# [JOB]
Show every line of the records below that contains the word "JSON".

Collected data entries
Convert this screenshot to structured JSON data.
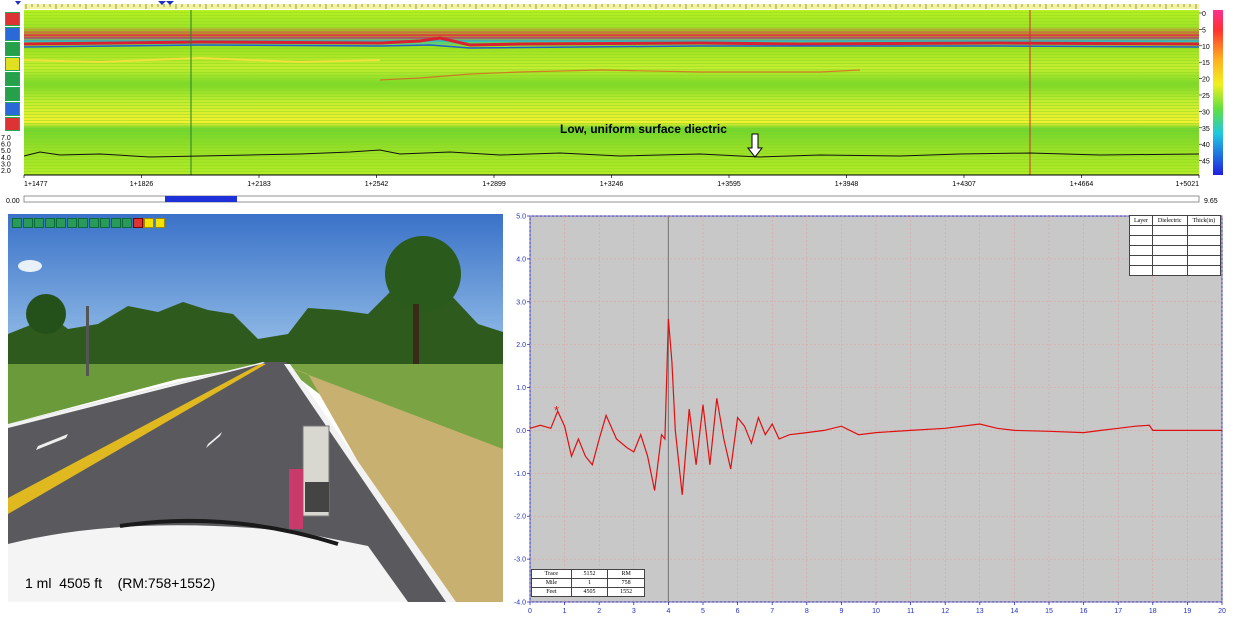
{
  "gpr": {
    "left_axis_labels": [
      "7.0",
      "6.0",
      "5.0",
      "4.0",
      "3.0",
      "2.0"
    ],
    "right_scale_labels": [
      "0",
      "5",
      "10",
      "15",
      "20",
      "25",
      "30",
      "35",
      "40",
      "45"
    ],
    "x_tick_labels": [
      "1+1477",
      "1+1826",
      "1+2183",
      "1+2542",
      "1+2899",
      "1+3246",
      "1+3595",
      "1+3948",
      "1+4307",
      "1+4664",
      "1+5021"
    ],
    "annotation": "Low, uniform surface diectric",
    "slider_min": "0.00",
    "slider_max": "9.65",
    "slider_position": 0.12
  },
  "toolbar_icons": [
    "gpr-color-icon",
    "gpr-arrow-icon",
    "gpr-zoom-icon",
    "gpr-filter-icon",
    "gpr-layer-icon",
    "gpr-marker-icon",
    "gpr-select-icon",
    "gpr-compare-icon"
  ],
  "video_toolbar_icons": [
    "first-frame-icon",
    "prev-fast-icon",
    "prev-icon",
    "stop-icon",
    "play-icon",
    "next-icon",
    "next-fast-icon",
    "last-frame-icon",
    "loop-icon",
    "snapshot-icon",
    "settings-icon",
    "record-icon",
    "mark-icon",
    "export-icon"
  ],
  "photo": {
    "caption": "1 ml  4505 ft    (RM:758+1552)"
  },
  "waveform": {
    "y_ticks": [
      "5.0",
      "4.0",
      "3.0",
      "2.0",
      "1.0",
      "0.0",
      "-1.0",
      "-2.0",
      "-3.0",
      "-4.0"
    ],
    "x_ticks": [
      "0",
      "1",
      "2",
      "3",
      "4",
      "5",
      "6",
      "7",
      "8",
      "9",
      "10",
      "11",
      "12",
      "13",
      "14",
      "15",
      "16",
      "17",
      "18",
      "19",
      "20"
    ],
    "cursor_x": 4,
    "layer_table_headers": [
      "Layer",
      "Dielectric",
      "Thick(in)"
    ],
    "trace_table": [
      [
        "Trace",
        "5152",
        "RM"
      ],
      [
        "Mile",
        "1",
        "758"
      ],
      [
        "Feet",
        "4505",
        "1552"
      ]
    ],
    "colors": {
      "plot_bg": "#c8c8c8",
      "signal": "#e01010",
      "axis": "#2030c0"
    }
  },
  "chart_data": {
    "type": "line",
    "xlim": [
      0,
      20
    ],
    "ylim": [
      -4,
      5
    ],
    "grid": true,
    "x": [
      0,
      0.3,
      0.6,
      0.8,
      1.0,
      1.2,
      1.4,
      1.6,
      1.8,
      2.0,
      2.2,
      2.5,
      2.8,
      3.0,
      3.2,
      3.4,
      3.6,
      3.8,
      3.9,
      4.0,
      4.1,
      4.2,
      4.4,
      4.5,
      4.6,
      4.8,
      5.0,
      5.2,
      5.4,
      5.6,
      5.8,
      6.0,
      6.2,
      6.4,
      6.6,
      6.8,
      7.0,
      7.2,
      7.5,
      8.0,
      8.5,
      9.0,
      9.5,
      10.0,
      11.0,
      12.0,
      13.0,
      13.5,
      14.0,
      15.0,
      16.0,
      16.5,
      17.0,
      17.5,
      17.9,
      18.0,
      18.5,
      19.0,
      20.0
    ],
    "series": [
      {
        "values": [
          0.05,
          0.12,
          0.05,
          0.45,
          0.1,
          -0.6,
          -0.2,
          -0.6,
          -0.8,
          -0.2,
          0.35,
          -0.2,
          -0.4,
          -0.5,
          -0.1,
          -0.6,
          -1.4,
          -0.1,
          -0.2,
          2.6,
          1.6,
          0.0,
          -1.5,
          -0.5,
          0.5,
          -0.8,
          0.6,
          -0.8,
          0.75,
          -0.2,
          -0.9,
          0.3,
          0.1,
          -0.3,
          0.3,
          -0.1,
          0.15,
          -0.2,
          -0.1,
          -0.05,
          0.0,
          0.1,
          -0.1,
          -0.05,
          0.0,
          0.05,
          0.15,
          0.05,
          0.0,
          -0.02,
          -0.05,
          0.0,
          0.05,
          0.1,
          0.12,
          0.0,
          0.0,
          0.0,
          0.0
        ]
      }
    ]
  }
}
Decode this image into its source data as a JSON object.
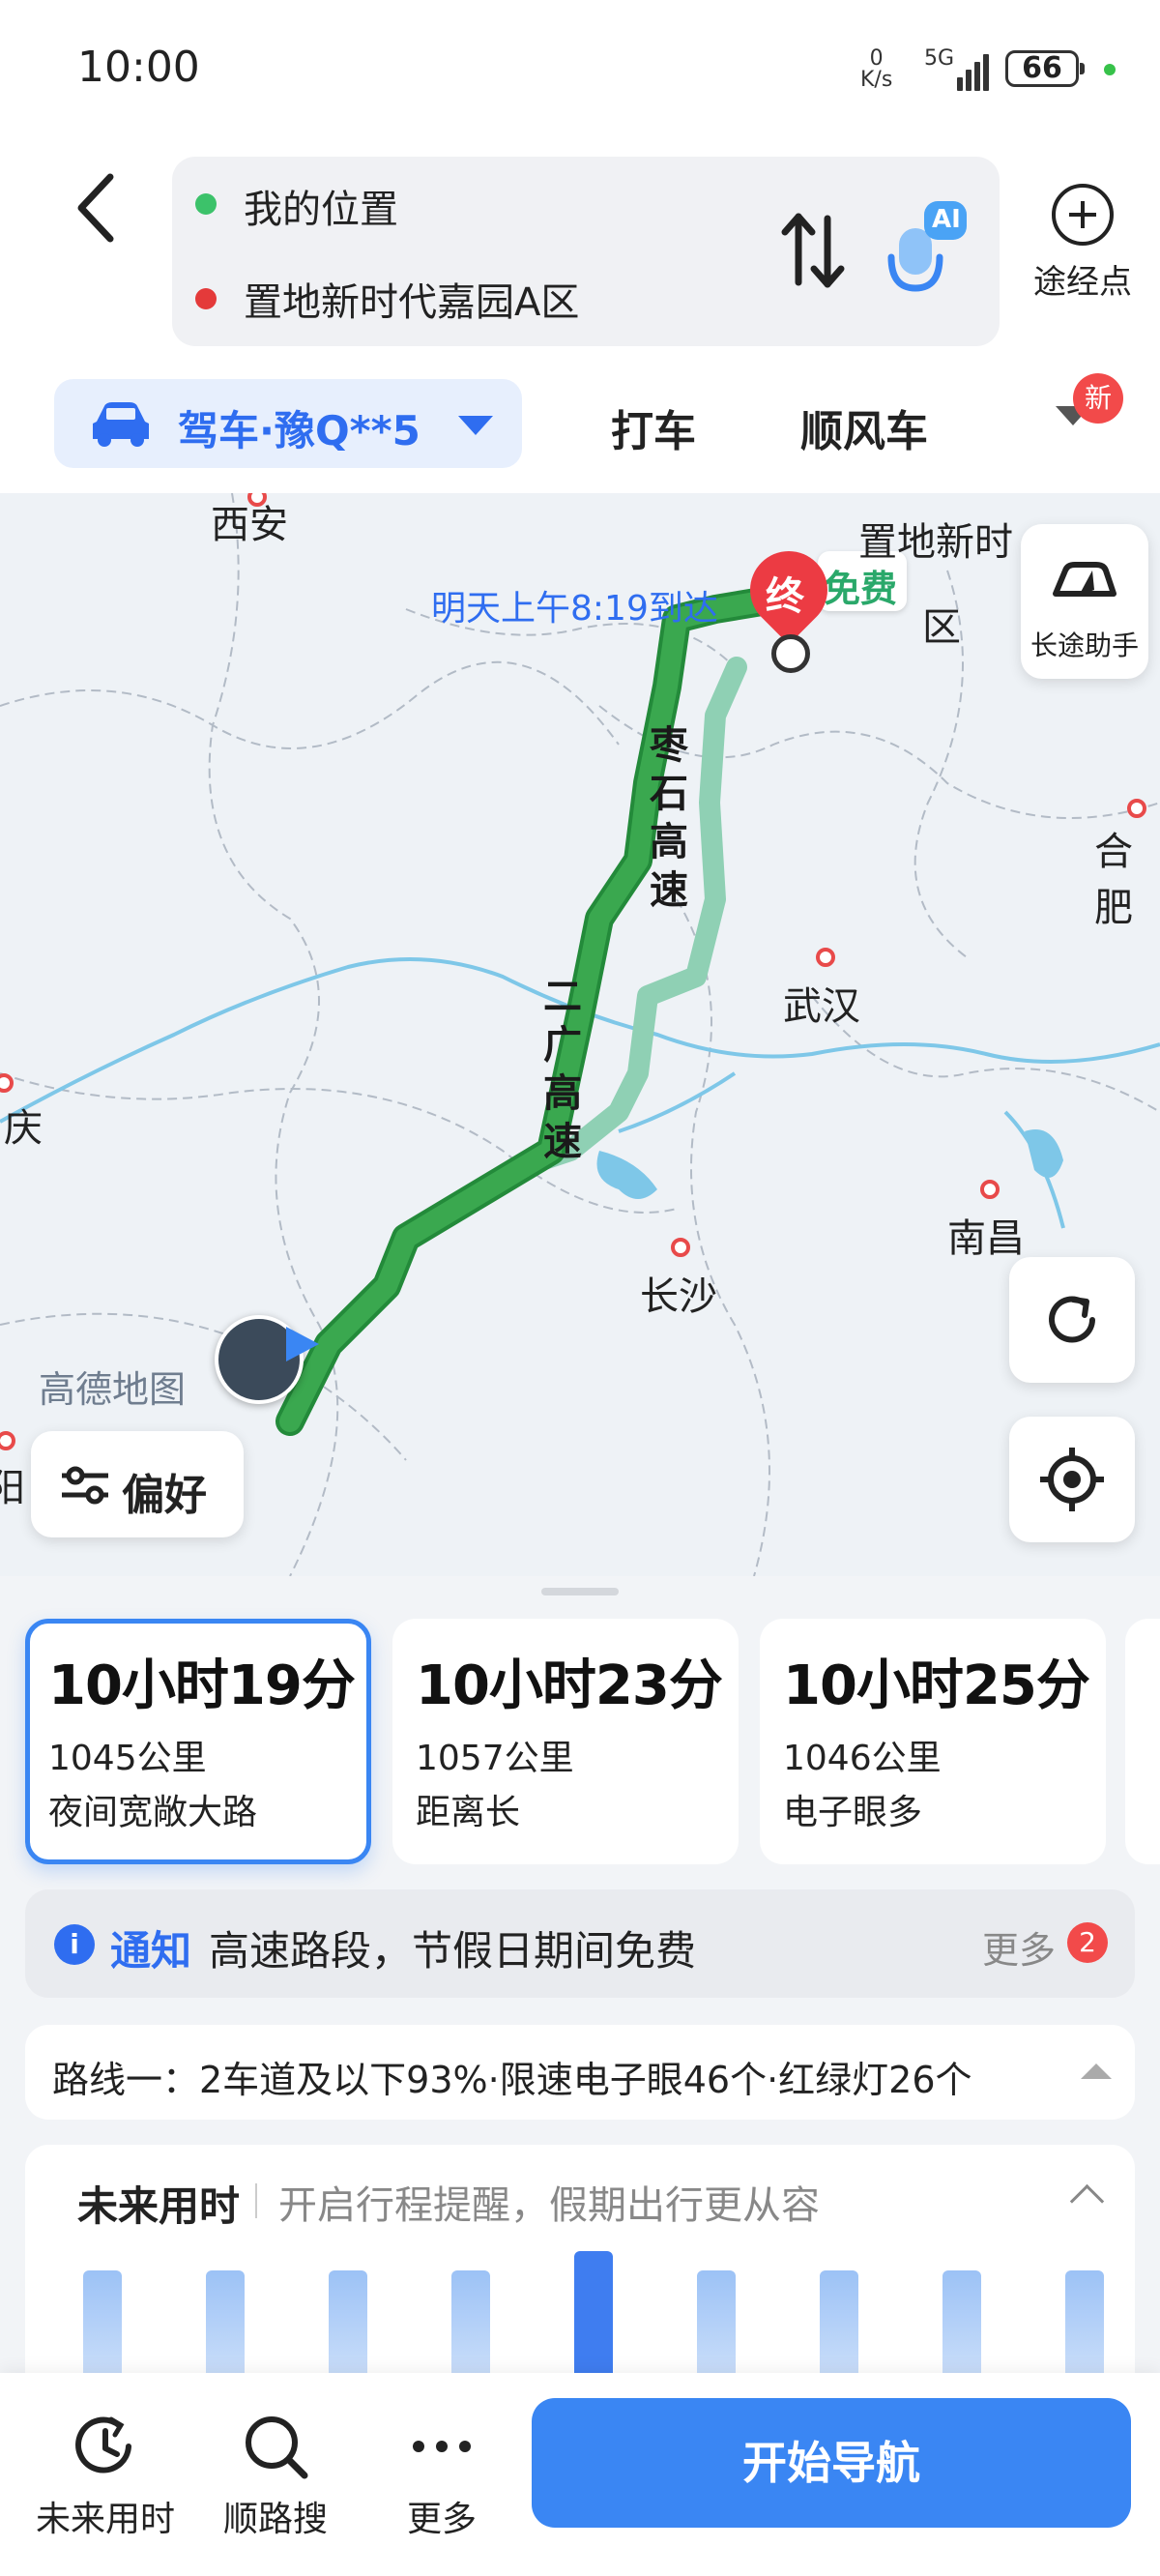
{
  "status_bar": {
    "time": "10:00",
    "net_speed_value": "0",
    "net_speed_unit": "K/s",
    "signal": "5G",
    "battery": "66"
  },
  "header": {
    "origin": "我的位置",
    "destination": "置地新时代嘉园A区",
    "ai_badge": "AI",
    "via_label": "途经点"
  },
  "modes": {
    "drive": "驾车·豫Q**5",
    "taxi": "打车",
    "carpool": "顺风车",
    "new_badge": "新"
  },
  "map": {
    "eta": "明天上午8:19到达",
    "end_marker": "终",
    "toll_free": "免费",
    "dest_label_1": "置地新时",
    "dest_label_2": "区",
    "road_1": [
      "枣",
      "石",
      "高",
      "速"
    ],
    "road_2": [
      "二",
      "广",
      "高",
      "速"
    ],
    "cities": {
      "xian": "西安",
      "wuhan": "武汉",
      "changsha": "长沙",
      "nanchang": "南昌",
      "hefei": "合肥",
      "chongqing": "庆",
      "guiyang": "阳"
    },
    "logo": "高德地图",
    "long_trip": "长途助手",
    "preference": "偏好"
  },
  "routes": [
    {
      "time": "10小时19分",
      "distance": "1045公里",
      "tag": "夜间宽敞大路",
      "selected": true
    },
    {
      "time": "10小时23分",
      "distance": "1057公里",
      "tag": "距离长",
      "selected": false
    },
    {
      "time": "10小时25分",
      "distance": "1046公里",
      "tag": "电子眼多",
      "selected": false
    }
  ],
  "notice": {
    "icon": "i",
    "label": "通知",
    "text": "高速路段，节假日期间免费",
    "more": "更多",
    "count": "2"
  },
  "route_info": "路线一：2车道及以下93%·限速电子眼46个·红绿灯26个",
  "future_time": {
    "title": "未来用时",
    "subtitle": "开启行程提醒，假期出行更从容",
    "bar_levels": [
      0.9,
      0.9,
      0.9,
      0.9,
      1.0,
      0.9,
      0.9,
      0.9,
      0.9
    ],
    "selected_index": 4
  },
  "bottom_nav": {
    "future": "未来用时",
    "search": "顺路搜",
    "more": "更多",
    "start": "开始导航"
  },
  "colors": {
    "accent": "#3a86f3",
    "route_main": "#3aa84f",
    "route_alt": "#8fd0b4",
    "badge_red": "#f24a4a"
  }
}
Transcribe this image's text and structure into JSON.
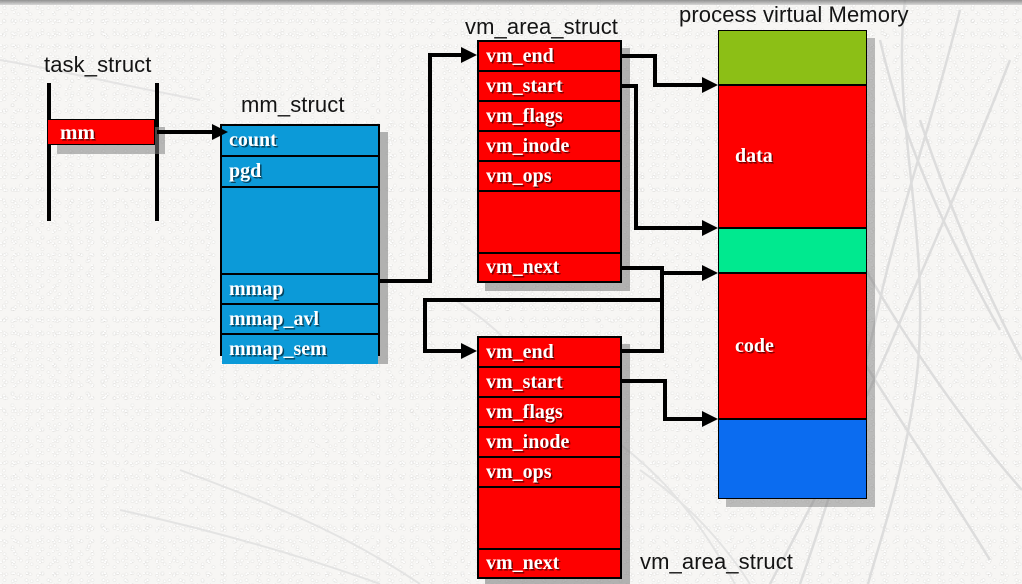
{
  "diagram": {
    "title_labels": {
      "task_struct": "task_struct",
      "mm_struct": "mm_struct",
      "vm_area_struct_top": "vm_area_struct",
      "vm_area_struct_bottom": "vm_area_struct",
      "process_virtual_memory": "process virtual Memory"
    },
    "task_struct": {
      "field": "mm",
      "field_color": "#fe0000"
    },
    "mm_struct": {
      "color": "#0c9ad8",
      "rows": [
        {
          "label": "count",
          "height": 31
        },
        {
          "label": "pgd",
          "height": 31
        },
        {
          "label": "",
          "height": 87
        },
        {
          "label": "mmap",
          "height": 30
        },
        {
          "label": "mmap_avl",
          "height": 30
        },
        {
          "label": "mmap_sem",
          "height": 30
        }
      ]
    },
    "vm_area_struct_top": {
      "color": "#fe0000",
      "rows": [
        {
          "label": "vm_end",
          "height": 30
        },
        {
          "label": "vm_start",
          "height": 30
        },
        {
          "label": "vm_flags",
          "height": 30
        },
        {
          "label": "vm_inode",
          "height": 30
        },
        {
          "label": "vm_ops",
          "height": 30
        },
        {
          "label": "",
          "height": 62
        },
        {
          "label": "vm_next",
          "height": 31
        }
      ]
    },
    "vm_area_struct_bottom": {
      "color": "#fe0000",
      "rows": [
        {
          "label": "vm_end",
          "height": 30
        },
        {
          "label": "vm_start",
          "height": 30
        },
        {
          "label": "vm_flags",
          "height": 30
        },
        {
          "label": "vm_inode",
          "height": 30
        },
        {
          "label": "vm_ops",
          "height": 30
        },
        {
          "label": "",
          "height": 62
        },
        {
          "label": "vm_next",
          "height": 31
        }
      ]
    },
    "process_virtual_memory": {
      "blocks": [
        {
          "label": "",
          "color": "#8cbf16",
          "height": 55
        },
        {
          "label": "data",
          "color": "#fe0000",
          "height": 143
        },
        {
          "label": "",
          "color": "#00e98f",
          "height": 45
        },
        {
          "label": "code",
          "color": "#fe0000",
          "height": 146
        },
        {
          "label": "",
          "color": "#0b6cf0",
          "height": 80
        }
      ]
    },
    "connectors": [
      {
        "name": "task-mm-to-mm-struct",
        "from": "task_struct.mm",
        "to": "mm_struct.count"
      },
      {
        "name": "mmap-to-vma-top",
        "from": "mm_struct.mmap",
        "to": "vm_area_struct_top.vm_end"
      },
      {
        "name": "vma-top-vm-end-to-memory",
        "from": "vm_area_struct_top.vm_end",
        "to": "process_virtual_memory.data_top"
      },
      {
        "name": "vma-top-vm-start-to-memory",
        "from": "vm_area_struct_top.vm_start",
        "to": "process_virtual_memory.data_bottom"
      },
      {
        "name": "vma-top-vm-next-to-vma-bottom",
        "from": "vm_area_struct_top.vm_next",
        "to": "vm_area_struct_bottom.vm_end"
      },
      {
        "name": "vma-bottom-vm-end-to-memory",
        "from": "vm_area_struct_bottom.vm_end",
        "to": "process_virtual_memory.code_top"
      },
      {
        "name": "vma-bottom-vm-start-to-memory",
        "from": "vm_area_struct_bottom.vm_start",
        "to": "process_virtual_memory.code_bottom"
      }
    ]
  }
}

# [TASK SOLUTION]
Convert this screenshot to structured JSON data.
Decode this image into its source data as a JSON object.
Transcribe this image's text and structure into JSON.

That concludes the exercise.